**Given instruction**
Provide an exact copy of the data, excluding the images.

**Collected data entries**
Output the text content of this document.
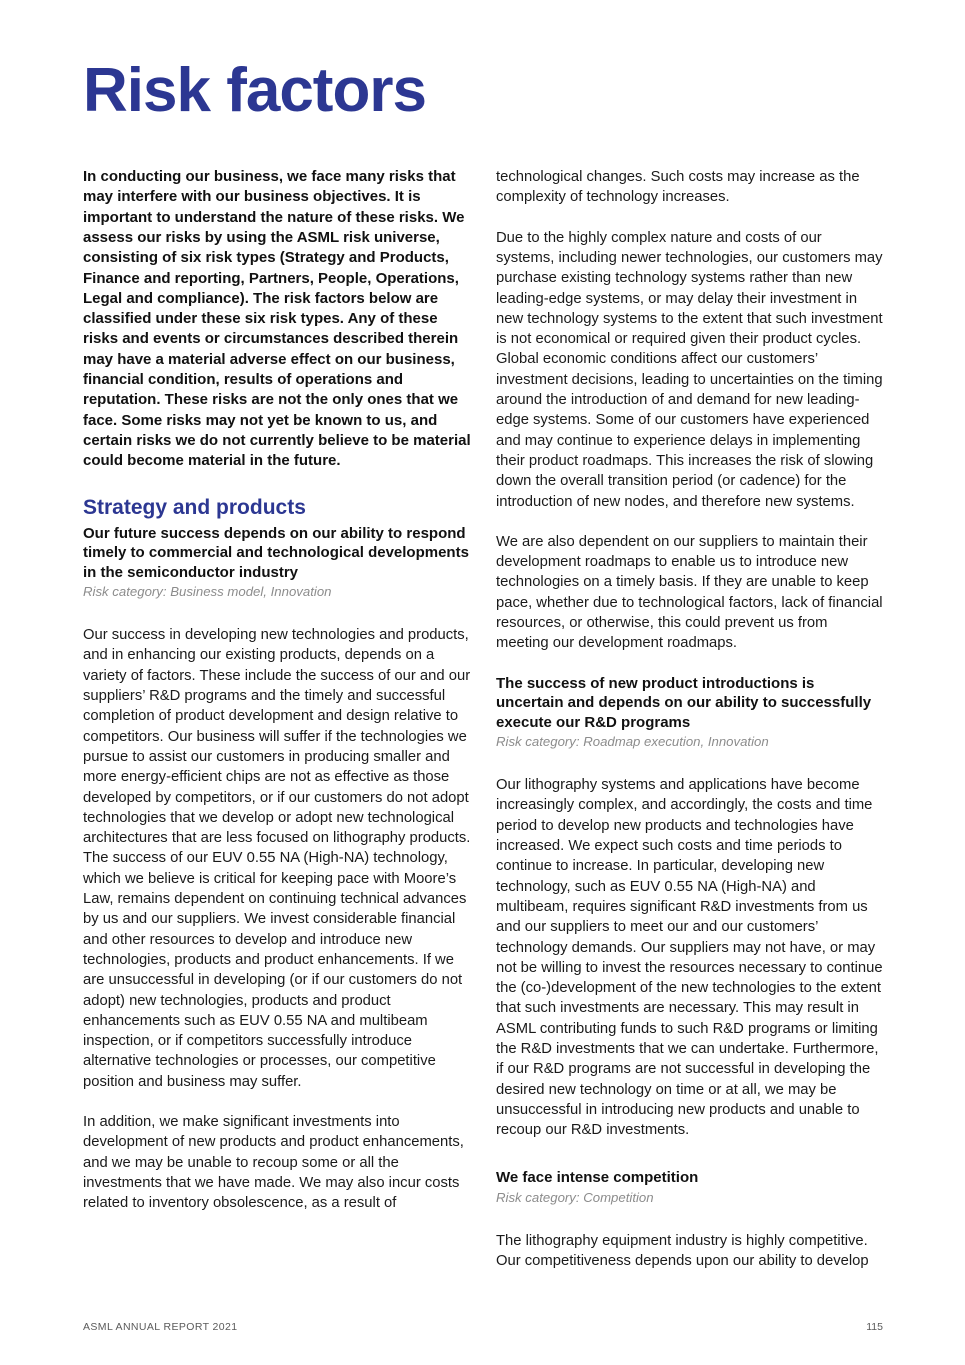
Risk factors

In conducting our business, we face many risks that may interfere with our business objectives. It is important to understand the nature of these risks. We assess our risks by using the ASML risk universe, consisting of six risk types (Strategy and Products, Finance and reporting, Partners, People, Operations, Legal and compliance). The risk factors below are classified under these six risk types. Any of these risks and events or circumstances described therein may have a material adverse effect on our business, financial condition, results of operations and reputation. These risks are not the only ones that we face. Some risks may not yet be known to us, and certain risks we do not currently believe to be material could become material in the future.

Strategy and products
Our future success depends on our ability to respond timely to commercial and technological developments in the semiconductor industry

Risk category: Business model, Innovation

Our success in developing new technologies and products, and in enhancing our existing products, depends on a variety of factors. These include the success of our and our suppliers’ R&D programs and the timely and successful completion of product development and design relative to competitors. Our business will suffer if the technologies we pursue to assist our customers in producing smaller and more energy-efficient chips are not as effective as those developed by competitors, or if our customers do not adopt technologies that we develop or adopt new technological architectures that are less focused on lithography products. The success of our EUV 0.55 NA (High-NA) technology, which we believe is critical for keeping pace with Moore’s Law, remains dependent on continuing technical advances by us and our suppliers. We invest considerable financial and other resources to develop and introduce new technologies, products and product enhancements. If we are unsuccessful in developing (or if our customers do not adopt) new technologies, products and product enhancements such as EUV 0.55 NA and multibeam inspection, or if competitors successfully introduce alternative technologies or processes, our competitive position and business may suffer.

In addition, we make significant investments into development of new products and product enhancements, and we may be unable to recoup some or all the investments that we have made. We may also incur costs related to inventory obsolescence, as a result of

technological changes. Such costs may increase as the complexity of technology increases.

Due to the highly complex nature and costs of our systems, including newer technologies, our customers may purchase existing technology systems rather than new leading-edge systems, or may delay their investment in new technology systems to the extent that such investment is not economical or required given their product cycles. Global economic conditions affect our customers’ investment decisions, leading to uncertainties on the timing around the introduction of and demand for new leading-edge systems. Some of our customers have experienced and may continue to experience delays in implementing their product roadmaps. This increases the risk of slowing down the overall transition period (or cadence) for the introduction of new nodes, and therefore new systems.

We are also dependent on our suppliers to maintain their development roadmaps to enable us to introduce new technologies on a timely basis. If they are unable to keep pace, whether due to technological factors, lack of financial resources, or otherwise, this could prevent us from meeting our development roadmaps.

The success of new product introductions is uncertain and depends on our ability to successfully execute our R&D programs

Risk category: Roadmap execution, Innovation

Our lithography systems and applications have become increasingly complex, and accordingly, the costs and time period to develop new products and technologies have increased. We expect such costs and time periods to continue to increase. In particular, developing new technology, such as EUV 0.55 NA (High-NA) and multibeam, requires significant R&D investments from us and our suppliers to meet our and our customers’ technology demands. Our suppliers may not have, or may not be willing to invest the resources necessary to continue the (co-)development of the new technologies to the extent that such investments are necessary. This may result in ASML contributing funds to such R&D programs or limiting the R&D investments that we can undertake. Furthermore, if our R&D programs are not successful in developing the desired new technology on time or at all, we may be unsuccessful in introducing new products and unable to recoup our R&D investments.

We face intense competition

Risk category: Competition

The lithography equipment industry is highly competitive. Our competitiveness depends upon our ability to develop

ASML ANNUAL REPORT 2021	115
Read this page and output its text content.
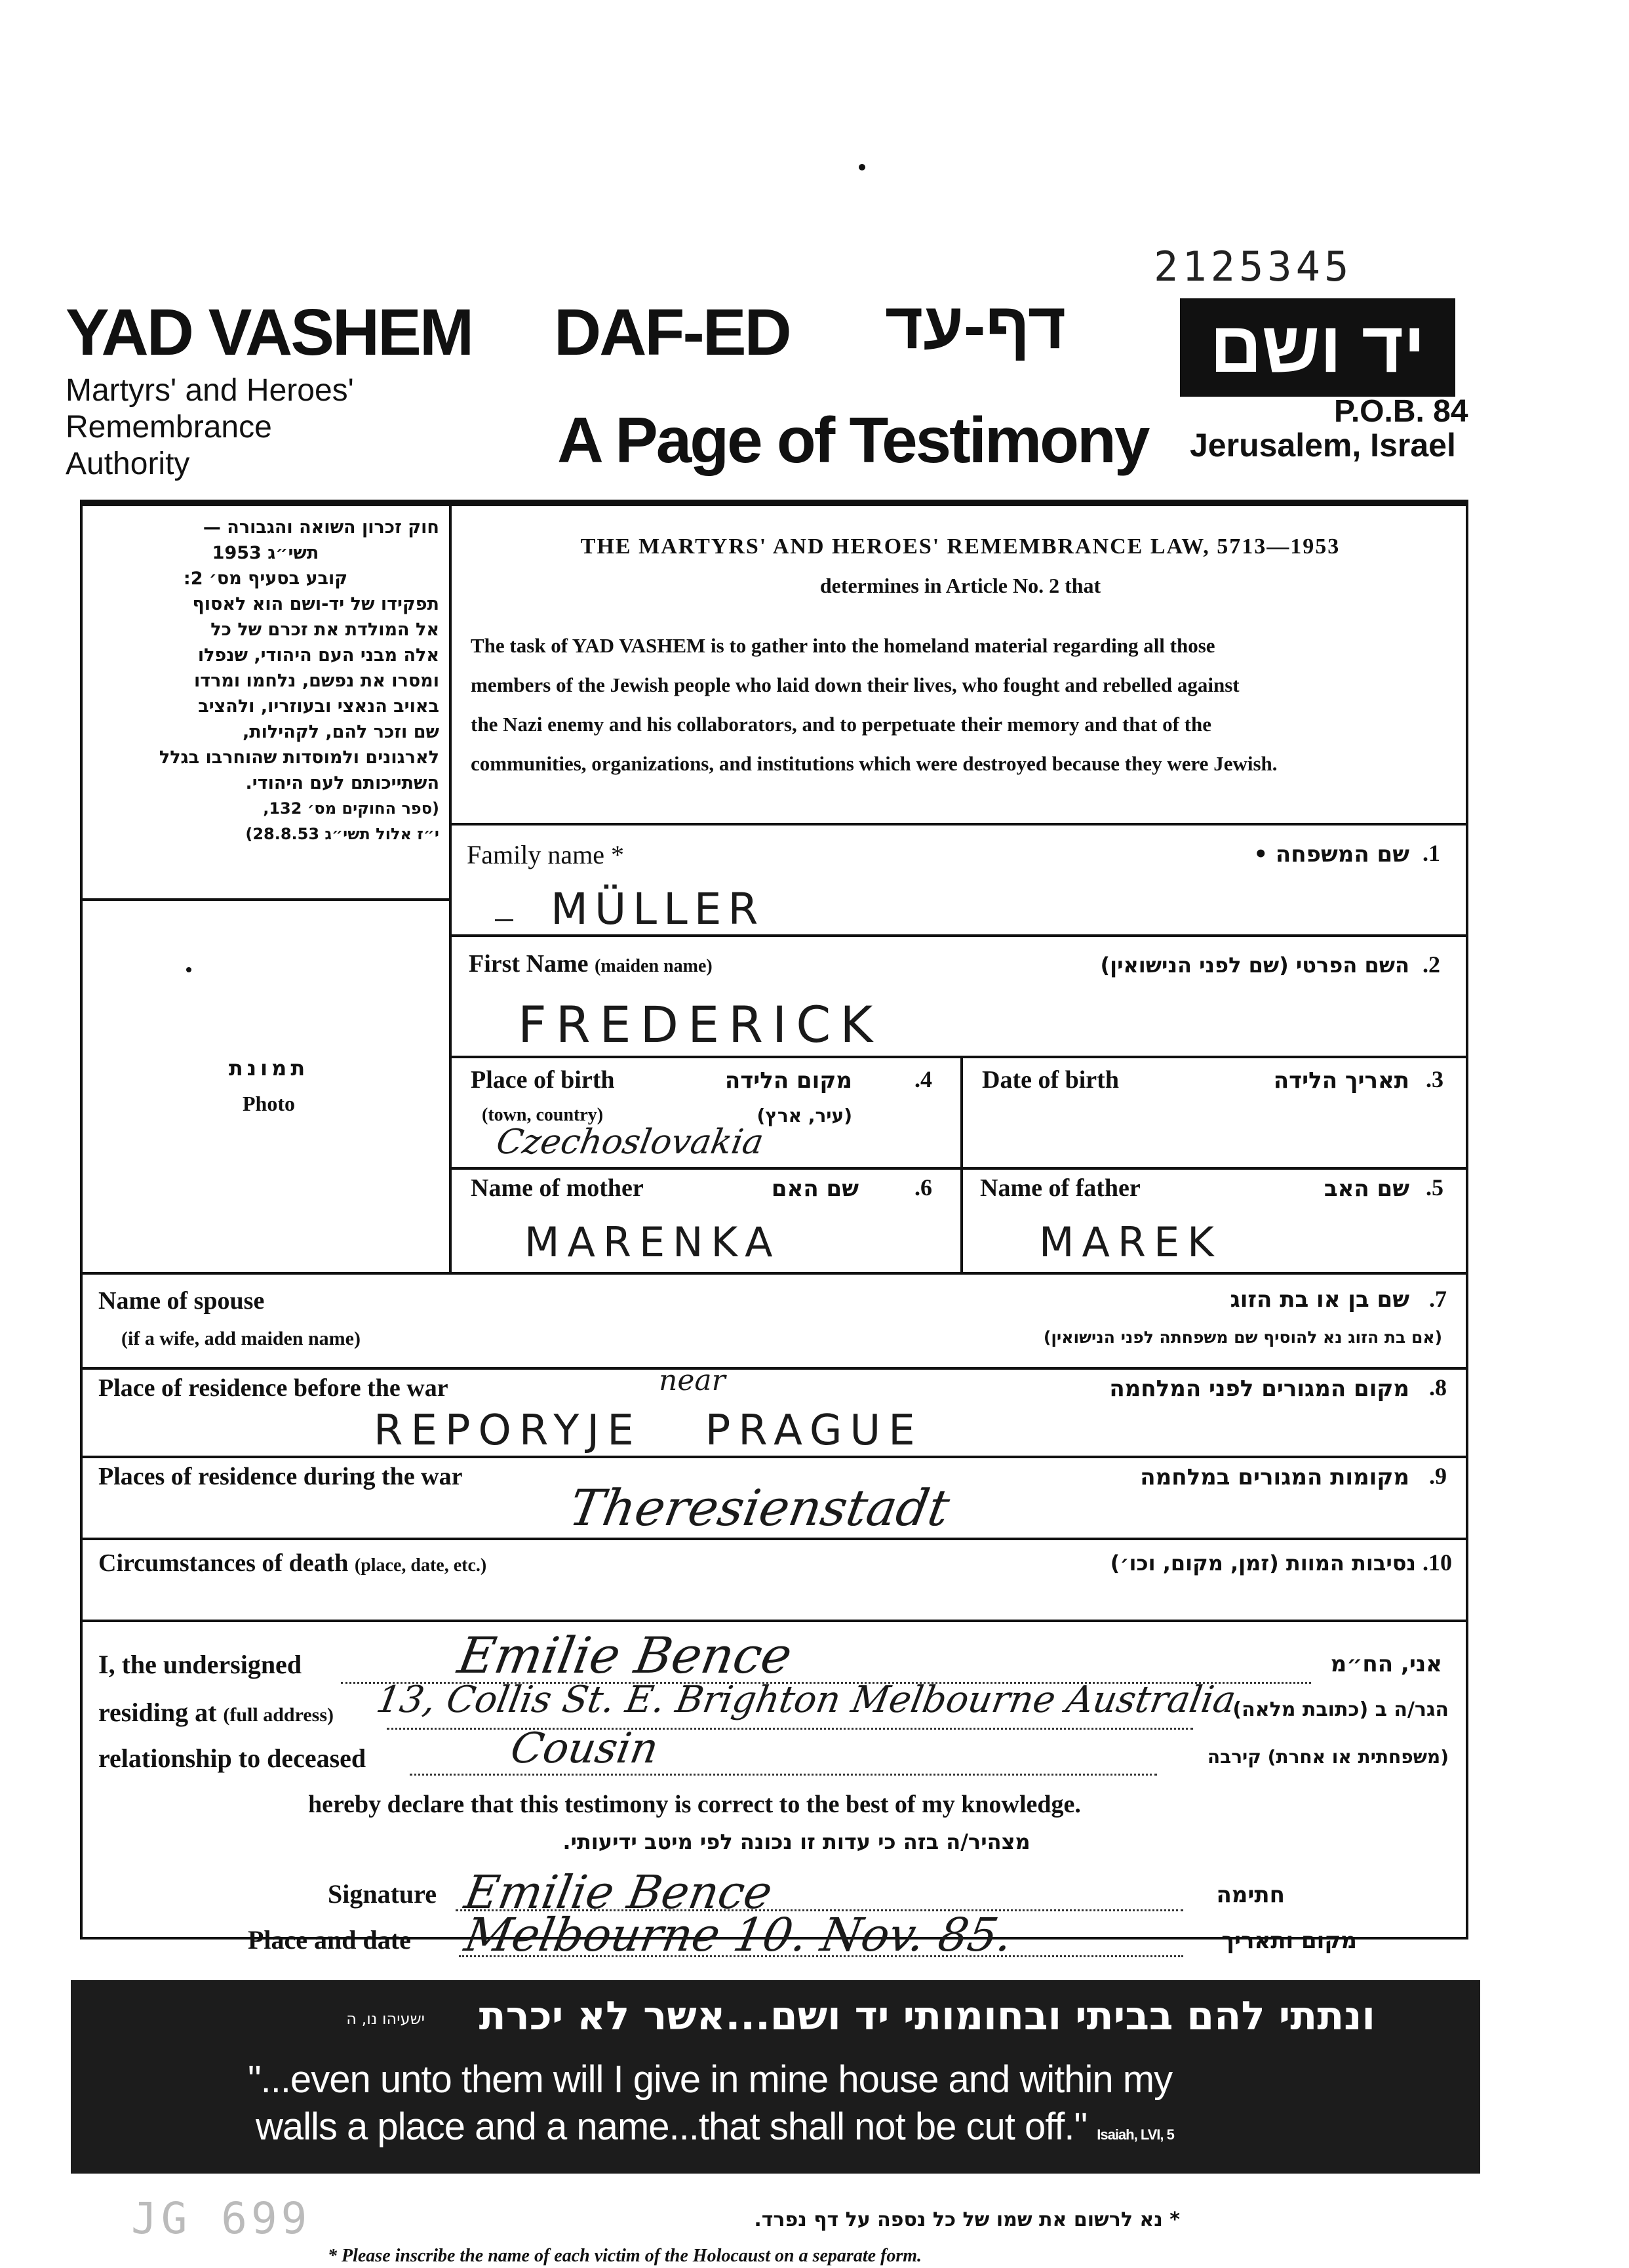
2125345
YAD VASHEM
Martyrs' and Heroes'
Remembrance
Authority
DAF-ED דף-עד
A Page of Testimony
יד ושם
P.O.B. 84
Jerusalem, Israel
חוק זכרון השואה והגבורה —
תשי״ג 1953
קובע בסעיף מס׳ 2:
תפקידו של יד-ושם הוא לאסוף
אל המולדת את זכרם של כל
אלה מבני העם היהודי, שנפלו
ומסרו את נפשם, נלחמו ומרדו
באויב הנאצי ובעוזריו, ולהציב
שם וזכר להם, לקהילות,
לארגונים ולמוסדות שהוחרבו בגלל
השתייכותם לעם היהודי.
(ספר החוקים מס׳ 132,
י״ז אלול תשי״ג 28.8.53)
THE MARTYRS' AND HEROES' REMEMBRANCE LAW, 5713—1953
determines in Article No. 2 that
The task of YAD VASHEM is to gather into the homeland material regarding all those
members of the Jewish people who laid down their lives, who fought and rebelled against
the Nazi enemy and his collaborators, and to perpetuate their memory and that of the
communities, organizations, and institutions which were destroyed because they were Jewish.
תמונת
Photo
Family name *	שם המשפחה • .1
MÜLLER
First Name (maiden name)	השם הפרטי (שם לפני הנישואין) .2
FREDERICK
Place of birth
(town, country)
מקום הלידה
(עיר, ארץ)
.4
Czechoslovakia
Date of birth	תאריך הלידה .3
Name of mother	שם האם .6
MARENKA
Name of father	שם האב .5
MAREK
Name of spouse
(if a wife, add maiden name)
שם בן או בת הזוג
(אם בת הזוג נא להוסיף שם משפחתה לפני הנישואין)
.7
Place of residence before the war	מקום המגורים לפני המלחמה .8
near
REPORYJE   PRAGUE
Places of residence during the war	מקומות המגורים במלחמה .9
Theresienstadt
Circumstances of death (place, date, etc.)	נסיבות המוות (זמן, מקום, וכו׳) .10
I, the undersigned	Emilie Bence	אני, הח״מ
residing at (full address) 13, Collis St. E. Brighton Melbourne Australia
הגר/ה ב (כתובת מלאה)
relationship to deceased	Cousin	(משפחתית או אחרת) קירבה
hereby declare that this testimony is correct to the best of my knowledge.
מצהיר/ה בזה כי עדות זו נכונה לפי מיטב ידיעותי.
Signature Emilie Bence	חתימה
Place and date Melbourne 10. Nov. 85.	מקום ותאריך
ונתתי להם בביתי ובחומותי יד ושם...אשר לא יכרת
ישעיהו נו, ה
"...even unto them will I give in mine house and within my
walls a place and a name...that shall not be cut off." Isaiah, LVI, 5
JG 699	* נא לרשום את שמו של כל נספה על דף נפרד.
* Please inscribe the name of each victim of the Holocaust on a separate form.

**Reply**
Output the text content of this document.
Risk factors

In conducting our business, we face many risks that may interfere with our business objectives. It is important to understand the nature of these risks. We assess our risks by using the ASML risk universe, consisting of six risk types (Strategy and Products, Finance and reporting, Partners, People, Operations, Legal and compliance). The risk factors below are classified under these six risk types. Any of these risks and events or circumstances described therein may have a material adverse effect on our business, financial condition, results of operations and reputation. These risks are not the only ones that we face. Some risks may not yet be known to us, and certain risks we do not currently believe to be material could become material in the future.

Strategy and products
Our future success depends on our ability to respond timely to commercial and technological developments in the semiconductor industry

Risk category: Business model, Innovation

Our success in developing new technologies and products, and in enhancing our existing products, depends on a variety of factors. These include the success of our and our suppliers’ R&D programs and the timely and successful completion of product development and design relative to competitors. Our business will suffer if the technologies we pursue to assist our customers in producing smaller and more energy-efficient chips are not as effective as those developed by competitors, or if our customers do not adopt technologies that we develop or adopt new technological architectures that are less focused on lithography products. The success of our EUV 0.55 NA (High-NA) technology, which we believe is critical for keeping pace with Moore’s Law, remains dependent on continuing technical advances by us and our suppliers. We invest considerable financial and other resources to develop and introduce new technologies, products and product enhancements. If we are unsuccessful in developing (or if our customers do not adopt) new technologies, products and product enhancements such as EUV 0.55 NA and multibeam inspection, or if competitors successfully introduce alternative technologies or processes, our competitive position and business may suffer.

In addition, we make significant investments into development of new products and product enhancements, and we may be unable to recoup some or all the investments that we have made. We may also incur costs related to inventory obsolescence, as a result of

technological changes. Such costs may increase as the complexity of technology increases.

Due to the highly complex nature and costs of our systems, including newer technologies, our customers may purchase existing technology systems rather than new leading-edge systems, or may delay their investment in new technology systems to the extent that such investment is not economical or required given their product cycles. Global economic conditions affect our customers’ investment decisions, leading to uncertainties on the timing around the introduction of and demand for new leading-edge systems. Some of our customers have experienced and may continue to experience delays in implementing their product roadmaps. This increases the risk of slowing down the overall transition period (or cadence) for the introduction of new nodes, and therefore new systems.

We are also dependent on our suppliers to maintain their development roadmaps to enable us to introduce new technologies on a timely basis. If they are unable to keep pace, whether due to technological factors, lack of financial resources, or otherwise, this could prevent us from meeting our development roadmaps.

The success of new product introductions is uncertain and depends on our ability to successfully execute our R&D programs

Risk category: Roadmap execution, Innovation

Our lithography systems and applications have become increasingly complex, and accordingly, the costs and time period to develop new products and technologies have increased. We expect such costs and time periods to continue to increase. In particular, developing new technology, such as EUV 0.55 NA (High-NA) and multibeam, requires significant R&D investments from us and our suppliers to meet our and our customers’ technology demands. Our suppliers may not have, or may not be willing to invest the resources necessary to continue the (co-)development of the new technologies to the extent that such investments are necessary. This may result in ASML contributing funds to such R&D programs or limiting the R&D investments that we can undertake. Furthermore, if our R&D programs are not successful in developing the desired new technology on time or at all, we may be unsuccessful in introducing new products and unable to recoup our R&D investments.

We face intense competition

Risk category: Competition

The lithography equipment industry is highly competitive. Our competitiveness depends upon our ability to develop

ASML ANNUAL REPORT 2021	115
Read this page and output its text content.
2125345
YAD VASHEM
Martyrs' and Heroes'
Remembrance
Authority
DAF-ED דף-עד
A Page of Testimony
יד ושם
P.O.B. 84
Jerusalem, Israel
חוק זכרון השואה והגבורה —
תשי״ג 1953
קובע בסעיף מס׳ 2:
תפקידו של יד-ושם הוא לאסוף
אל המולדת את זכרם של כל
אלה מבני העם היהודי, שנפלו
ומסרו את נפשם, נלחמו ומרדו
באויב הנאצי ובעוזריו, ולהציב
שם וזכר להם, לקהילות,
לארגונים ולמוסדות שהוחרבו בגלל
השתייכותם לעם היהודי.
(ספר החוקים מס׳ 132,
י״ז אלול תשי״ג 28.8.53)
THE MARTYRS' AND HEROES' REMEMBRANCE LAW, 5713—1953
determines in Article No. 2 that
The task of YAD VASHEM is to gather into the homeland material regarding all those
members of the Jewish people who laid down their lives, who fought and rebelled against
the Nazi enemy and his collaborators, and to perpetuate their memory and that of the
communities, organizations, and institutions which were destroyed because they were Jewish.
תמונת
Photo
Family name *	שם המשפחה • .1
MÜLLER
First Name (maiden name)	השם הפרטי (שם לפני הנישואין) .2
FREDERICK
Place of birth
(town, country)
מקום הלידה
(עיר, ארץ)
.4
Czechoslovakia
Date of birth	תאריך הלידה .3
Name of mother	שם האם .6
MARENKA
Name of father	שם האב .5
MAREK
Name of spouse
(if a wife, add maiden name)
שם בן או בת הזוג
(אם בת הזוג נא להוסיף שם משפחתה לפני הנישואין)
.7
Place of residence before the war	מקום המגורים לפני המלחמה .8
near
REPORYJE   PRAGUE
Places of residence during the war	מקומות המגורים במלחמה .9
Theresienstadt
Circumstances of death (place, date, etc.)	נסיבות המוות (זמן, מקום, וכו׳) .10
I, the undersigned	Emilie Bence	אני, הח״מ
residing at (full address) 13, Collis St. E. Brighton Melbourne Australia
הגר/ה ב (כתובת מלאה)
relationship to deceased	Cousin	(משפחתית או אחרת) קירבה
hereby declare that this testimony is correct to the best of my knowledge.
מצהיר/ה בזה כי עדות זו נכונה לפי מיטב ידיעותי.
Signature Emilie Bence	חתימה
Place and date Melbourne 10. Nov. 85.	מקום ותאריך
ונתתי להם בביתי ובחומותי יד ושם...אשר לא יכרת
ישעיהו נו, ה
"...even unto them will I give in mine house and within my
walls a place and a name...that shall not be cut off." Isaiah, LVI, 5
JG 699	* נא לרשום את שמו של כל נספה על דף נפרד.
* Please inscribe the name of each victim of the Holocaust on a separate form.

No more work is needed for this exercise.